(Collected data)
========================================

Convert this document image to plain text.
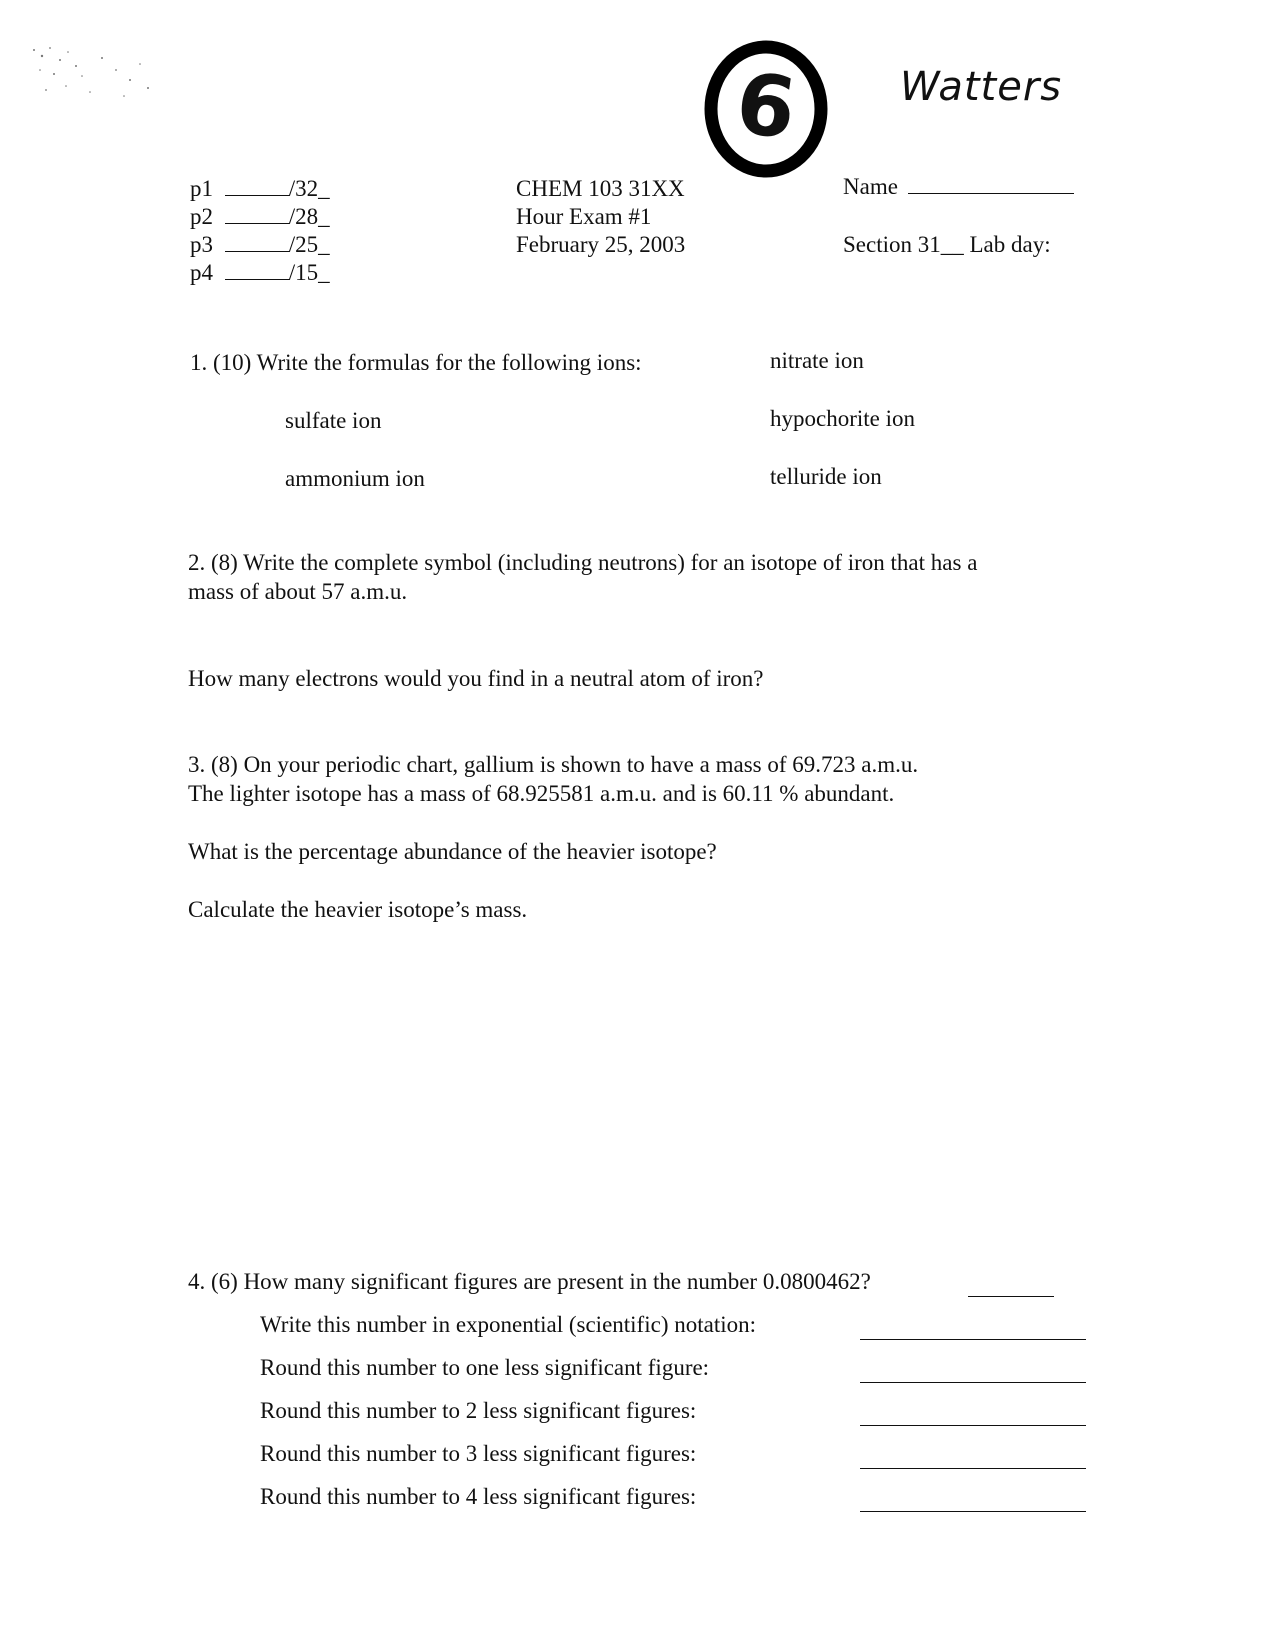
6	Watters
p1	/32_
p2	/28_
p3	/25_
p4	/15_
CHEM 103 31XX
Hour Exam #1
February 25, 2003
Name
Section 31__ Lab day:
1. (10) Write the formulas for the following ions:	nitrate ion
sulfate ion	hypochorite ion
ammonium ion	telluride ion
2. (8) Write the complete symbol (including neutrons) for an isotope of iron that has a
mass of about 57 a.m.u.
How many electrons would you find in a neutral atom of iron?
3. (8) On your periodic chart, gallium is shown to have a mass of 69.723 a.m.u.
The lighter isotope has a mass of 68.925581 a.m.u. and is 60.11 % abundant.
What is the percentage abundance of the heavier isotope?
Calculate the heavier isotope’s mass.
4. (6) How many significant figures are present in the number 0.0800462?
Write this number in exponential (scientific) notation:
Round this number to one less significant figure:
Round this number to 2 less significant figures:
Round this number to 3 less significant figures:
Round this number to 4 less significant figures:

========================================

▸ **What the task requires**
Locate and copy each line in the data above that includes the word "this".

▸ **Result of the exercise**
Convert this document image to plain text.
Write this number in exponential (scientific) notation:
Round this number to one less significant figure:
Round this number to 2 less significant figures:
Round this number to 3 less significant figures:
Round this number to 4 less significant figures:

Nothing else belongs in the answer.